## Reading passage
----

This necessitated deploying an acid treatment that would effectively stimulate multiple perforation intervals in a continuous treatment and without mechanical isolation. To enhance production, the design and treatment called for diverting some of the acid stimulation from the upper zones of the formation to the lower reservoir zone, an endeavor that had previously been unattainable.
The OpenPath Sequence service released composite pills to provide consistent and reliable isolation plugs, with the treatment alternating between three acid stimulation stages and two diversion stages. After placement of the pills, diversion within the perforated intervals was indicated by diversion pressures of 500 psi and 1,600 psi as well as net pressure changes calculated from instantaneous shut-in pressures. Injection log data based on stationary spinner and temperature measurement provided further solid confirmation that the diversion technique had been effective.
Injection logging performed after the prejob injection and after each diversion verified that all perforation intervals had received coverage.
In the upper reservoir the injection flow profile for the intervals changed an average of 70% for perforated clusters after the first diversion stage and more than 150% after the second diversion stage. Injection logging confirmed that fractures also had been initiated and propagated in the lower reservoir following the second diversion stage. Total production improved to 1,200 bbl/d from 350 bbl/d prior to stimulation, while the productivity index rose by more than 300% (Figure 2).
Figure 2: A rise in surface pressure after the diversion treatment is a clear indication of leak-off control and formation diversion.
In the Permian Basin an operator used the OpenPath Sequence service to enhance diversion between multiple formation layers with varying in situ stresses and permeability. The operator needed to convert a vertical injector back to a producer well. Located in the Clearfork Shale of the San Andres play, the well had been completed with cemented production casing perforated with 756 entrance holes over an extended interval of 323 m (1,060 ft).
The multizone laminated carbonate formation with low bottomhole static temperatures ranging from 40 C to 60 C (120 F to 140 F) had been stimulated with a matrix treatment a year earlier, just before the well was converted to a water injector. Mechanical diversion methods for fracturing were not possible due to operational complexities and cost constraints. The primary objective was to maximize the number of effectively stimulated zones using acid stimulation treatments tailed with some proppant.
To meet this objective, Schlumberger recommended using the new diversion stimulation service to divert the acid stimulation to the target zones. The acid fracturing treatment design included five stimulation stages separated by four diversion stages using the composite pills for isolation.
The five stimulation stages were completed with a consistent incremental net pressure of more than 400 psi, indicating that the fracturing fluid had been successfully diverted between the various stress zones during the treatment. Radioactive tracers further confirmed diversion between stages and also verified that 100% of the more than 305-m (1,000-ft) interval was successfully stimulated. No diversion material was observed on the surface during flowback, verifying laboratory tests indicating that the diversion materials had fully degraded even at the low formation temperatures of 38 C to 40 C (100 F to 120 F).
Following the stimulation treatment, initial fluid production of the well was 600 bbl/d, exceeding expectations.

----

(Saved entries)
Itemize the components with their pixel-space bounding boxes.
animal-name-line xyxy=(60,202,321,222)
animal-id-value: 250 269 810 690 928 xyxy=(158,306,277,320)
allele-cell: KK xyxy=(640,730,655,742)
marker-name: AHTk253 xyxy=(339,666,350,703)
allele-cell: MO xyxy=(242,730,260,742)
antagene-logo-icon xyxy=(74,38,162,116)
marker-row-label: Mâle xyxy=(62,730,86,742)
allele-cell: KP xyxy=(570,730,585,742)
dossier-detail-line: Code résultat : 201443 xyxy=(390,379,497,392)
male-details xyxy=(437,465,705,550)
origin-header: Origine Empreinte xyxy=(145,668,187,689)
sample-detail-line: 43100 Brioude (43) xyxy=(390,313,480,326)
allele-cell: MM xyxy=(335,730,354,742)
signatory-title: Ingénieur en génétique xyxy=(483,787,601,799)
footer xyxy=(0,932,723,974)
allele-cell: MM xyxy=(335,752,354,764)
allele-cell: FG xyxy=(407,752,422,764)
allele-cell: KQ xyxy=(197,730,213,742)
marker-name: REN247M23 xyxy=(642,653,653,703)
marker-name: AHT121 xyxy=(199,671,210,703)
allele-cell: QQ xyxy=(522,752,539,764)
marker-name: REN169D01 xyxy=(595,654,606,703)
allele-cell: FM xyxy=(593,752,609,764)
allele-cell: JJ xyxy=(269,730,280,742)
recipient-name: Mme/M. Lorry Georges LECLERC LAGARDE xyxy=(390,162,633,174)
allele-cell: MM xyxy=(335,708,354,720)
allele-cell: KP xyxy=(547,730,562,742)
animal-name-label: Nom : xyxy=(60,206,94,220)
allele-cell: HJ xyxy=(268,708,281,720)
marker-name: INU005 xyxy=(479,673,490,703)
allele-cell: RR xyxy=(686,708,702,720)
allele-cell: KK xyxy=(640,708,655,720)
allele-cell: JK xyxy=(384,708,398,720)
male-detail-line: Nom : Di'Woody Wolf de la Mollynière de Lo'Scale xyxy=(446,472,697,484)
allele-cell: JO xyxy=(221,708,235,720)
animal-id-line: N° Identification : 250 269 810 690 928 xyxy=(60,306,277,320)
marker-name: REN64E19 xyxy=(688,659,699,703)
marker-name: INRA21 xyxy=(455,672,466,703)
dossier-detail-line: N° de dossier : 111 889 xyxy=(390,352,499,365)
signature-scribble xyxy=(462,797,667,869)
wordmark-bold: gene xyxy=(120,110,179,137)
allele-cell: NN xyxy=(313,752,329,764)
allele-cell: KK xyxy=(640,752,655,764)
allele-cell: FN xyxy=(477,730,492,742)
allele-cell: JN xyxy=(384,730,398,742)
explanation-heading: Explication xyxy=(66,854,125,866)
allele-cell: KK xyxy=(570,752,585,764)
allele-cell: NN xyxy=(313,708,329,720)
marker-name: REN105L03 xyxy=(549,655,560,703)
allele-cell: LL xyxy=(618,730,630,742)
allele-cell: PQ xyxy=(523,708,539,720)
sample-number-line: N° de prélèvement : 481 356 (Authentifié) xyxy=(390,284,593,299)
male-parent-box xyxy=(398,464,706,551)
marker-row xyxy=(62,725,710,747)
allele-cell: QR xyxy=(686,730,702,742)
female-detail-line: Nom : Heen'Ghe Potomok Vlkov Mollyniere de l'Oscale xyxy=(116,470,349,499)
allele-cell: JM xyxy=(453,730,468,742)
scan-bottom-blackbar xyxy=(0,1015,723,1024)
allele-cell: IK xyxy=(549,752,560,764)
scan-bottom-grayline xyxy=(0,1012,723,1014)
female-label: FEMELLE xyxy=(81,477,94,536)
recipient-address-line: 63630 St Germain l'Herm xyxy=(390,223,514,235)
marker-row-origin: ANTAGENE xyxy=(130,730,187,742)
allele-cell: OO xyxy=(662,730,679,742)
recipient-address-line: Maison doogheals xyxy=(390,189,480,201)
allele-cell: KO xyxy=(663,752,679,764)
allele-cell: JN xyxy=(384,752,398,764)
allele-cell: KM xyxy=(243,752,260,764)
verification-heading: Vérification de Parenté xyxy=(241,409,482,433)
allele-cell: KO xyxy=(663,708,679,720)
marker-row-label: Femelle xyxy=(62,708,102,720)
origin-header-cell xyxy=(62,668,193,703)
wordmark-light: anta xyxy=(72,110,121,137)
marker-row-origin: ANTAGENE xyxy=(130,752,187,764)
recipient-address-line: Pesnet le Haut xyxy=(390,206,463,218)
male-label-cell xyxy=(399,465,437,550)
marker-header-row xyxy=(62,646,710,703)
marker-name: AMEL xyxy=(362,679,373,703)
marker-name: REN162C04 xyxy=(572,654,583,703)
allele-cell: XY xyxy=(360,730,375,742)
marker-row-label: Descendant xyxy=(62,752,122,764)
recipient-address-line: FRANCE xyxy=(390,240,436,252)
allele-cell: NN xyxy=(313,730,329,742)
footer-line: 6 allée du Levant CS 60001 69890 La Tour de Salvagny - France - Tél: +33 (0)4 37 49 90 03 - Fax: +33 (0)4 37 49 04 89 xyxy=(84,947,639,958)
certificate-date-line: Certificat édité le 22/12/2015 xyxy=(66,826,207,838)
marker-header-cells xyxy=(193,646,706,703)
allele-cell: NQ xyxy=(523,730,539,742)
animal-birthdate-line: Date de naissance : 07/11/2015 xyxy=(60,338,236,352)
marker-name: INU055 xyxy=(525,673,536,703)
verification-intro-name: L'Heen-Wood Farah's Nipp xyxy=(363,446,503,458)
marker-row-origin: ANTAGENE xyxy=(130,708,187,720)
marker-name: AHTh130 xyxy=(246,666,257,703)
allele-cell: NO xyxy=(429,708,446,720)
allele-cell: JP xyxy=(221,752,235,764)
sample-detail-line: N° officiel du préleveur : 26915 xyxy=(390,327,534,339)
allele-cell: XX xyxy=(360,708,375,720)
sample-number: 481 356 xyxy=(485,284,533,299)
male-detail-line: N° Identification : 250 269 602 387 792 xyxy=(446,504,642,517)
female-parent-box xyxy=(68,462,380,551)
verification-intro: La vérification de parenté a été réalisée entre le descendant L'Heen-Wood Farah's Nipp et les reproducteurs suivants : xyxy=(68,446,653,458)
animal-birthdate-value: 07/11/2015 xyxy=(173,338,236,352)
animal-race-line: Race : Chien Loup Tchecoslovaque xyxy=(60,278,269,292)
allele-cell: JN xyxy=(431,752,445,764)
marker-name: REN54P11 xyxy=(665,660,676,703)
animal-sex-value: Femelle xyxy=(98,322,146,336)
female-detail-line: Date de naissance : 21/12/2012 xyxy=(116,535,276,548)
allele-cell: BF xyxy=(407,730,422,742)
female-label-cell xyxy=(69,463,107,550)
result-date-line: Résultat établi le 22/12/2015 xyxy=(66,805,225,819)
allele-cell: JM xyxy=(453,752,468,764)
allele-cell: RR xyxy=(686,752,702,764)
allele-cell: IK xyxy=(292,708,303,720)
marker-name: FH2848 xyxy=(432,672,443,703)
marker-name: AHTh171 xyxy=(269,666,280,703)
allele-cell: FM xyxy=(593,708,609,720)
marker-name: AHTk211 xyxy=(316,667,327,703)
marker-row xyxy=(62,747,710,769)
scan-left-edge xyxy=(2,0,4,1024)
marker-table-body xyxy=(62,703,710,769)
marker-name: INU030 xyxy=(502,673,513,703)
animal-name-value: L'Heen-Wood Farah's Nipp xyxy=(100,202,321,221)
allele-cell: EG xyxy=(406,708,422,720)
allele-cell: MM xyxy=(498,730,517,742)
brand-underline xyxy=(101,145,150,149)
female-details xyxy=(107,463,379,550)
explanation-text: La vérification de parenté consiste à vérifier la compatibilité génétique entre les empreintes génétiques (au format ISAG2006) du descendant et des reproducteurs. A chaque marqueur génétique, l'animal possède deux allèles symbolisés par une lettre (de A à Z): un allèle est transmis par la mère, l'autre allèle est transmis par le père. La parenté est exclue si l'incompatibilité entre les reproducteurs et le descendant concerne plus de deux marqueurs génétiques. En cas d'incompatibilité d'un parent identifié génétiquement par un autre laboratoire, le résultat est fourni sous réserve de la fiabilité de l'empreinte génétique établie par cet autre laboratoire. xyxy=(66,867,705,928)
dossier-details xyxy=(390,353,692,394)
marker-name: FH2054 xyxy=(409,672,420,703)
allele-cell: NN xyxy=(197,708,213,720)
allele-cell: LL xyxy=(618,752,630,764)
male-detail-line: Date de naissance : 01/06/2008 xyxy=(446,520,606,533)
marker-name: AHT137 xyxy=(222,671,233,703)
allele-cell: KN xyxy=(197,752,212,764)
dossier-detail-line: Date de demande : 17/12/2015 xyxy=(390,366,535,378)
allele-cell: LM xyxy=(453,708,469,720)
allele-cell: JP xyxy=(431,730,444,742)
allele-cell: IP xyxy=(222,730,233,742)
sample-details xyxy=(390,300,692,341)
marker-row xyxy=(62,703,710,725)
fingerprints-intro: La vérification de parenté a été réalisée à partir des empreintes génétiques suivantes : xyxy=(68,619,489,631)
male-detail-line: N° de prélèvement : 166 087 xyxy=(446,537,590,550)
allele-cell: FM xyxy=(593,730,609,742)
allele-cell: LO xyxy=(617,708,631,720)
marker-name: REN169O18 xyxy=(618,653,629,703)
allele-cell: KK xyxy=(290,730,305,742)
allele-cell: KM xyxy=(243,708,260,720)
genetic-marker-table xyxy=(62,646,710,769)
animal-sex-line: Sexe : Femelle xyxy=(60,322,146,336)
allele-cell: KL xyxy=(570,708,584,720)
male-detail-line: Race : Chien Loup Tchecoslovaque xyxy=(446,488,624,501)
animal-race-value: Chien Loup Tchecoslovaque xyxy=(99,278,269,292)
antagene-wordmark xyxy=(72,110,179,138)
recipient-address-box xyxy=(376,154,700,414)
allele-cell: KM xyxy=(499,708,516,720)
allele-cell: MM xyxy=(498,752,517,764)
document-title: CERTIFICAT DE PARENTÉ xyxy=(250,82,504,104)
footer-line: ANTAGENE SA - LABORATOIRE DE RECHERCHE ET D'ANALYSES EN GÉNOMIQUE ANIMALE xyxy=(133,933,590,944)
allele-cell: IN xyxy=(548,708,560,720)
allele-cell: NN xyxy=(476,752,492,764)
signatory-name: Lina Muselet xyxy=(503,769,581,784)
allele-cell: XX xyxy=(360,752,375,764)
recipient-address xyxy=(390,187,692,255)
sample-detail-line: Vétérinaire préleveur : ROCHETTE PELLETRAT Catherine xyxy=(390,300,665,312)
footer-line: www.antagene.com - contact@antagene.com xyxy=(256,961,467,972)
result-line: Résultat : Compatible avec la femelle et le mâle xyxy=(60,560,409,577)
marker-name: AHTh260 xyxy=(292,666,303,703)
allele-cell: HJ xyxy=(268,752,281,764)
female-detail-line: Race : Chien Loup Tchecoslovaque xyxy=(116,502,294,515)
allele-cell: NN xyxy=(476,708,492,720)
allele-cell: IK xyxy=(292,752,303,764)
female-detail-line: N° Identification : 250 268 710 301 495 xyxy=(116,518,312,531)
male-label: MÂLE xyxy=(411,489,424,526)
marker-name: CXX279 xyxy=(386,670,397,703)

----

## Your tasks
1. List every pressure value in psi that the acid diversion passage reports.
2. Quote the acid diversion passage between "Figure 2: A" and "m (1,060 ft).", inclusive.
These data were taken from a separate source.

## Per-task answers
1.
500 psi
1,600 psi
more than 400 psi

2.
Figure 2: A rise in surface pressure after the diversion treatment is a clear indication of leak-off control and formation diversion.
In the Permian Basin an operator used the OpenPath Sequence service to enhance diversion between multiple formation layers with varying in situ stresses and permeability. The operator needed to convert a vertical injector back to a producer well. Located in the Clearfork Shale of the San Andres play, the well had been completed with cemented production casing perforated with 756 entrance holes over an extended interval of 323 m (1,060 ft).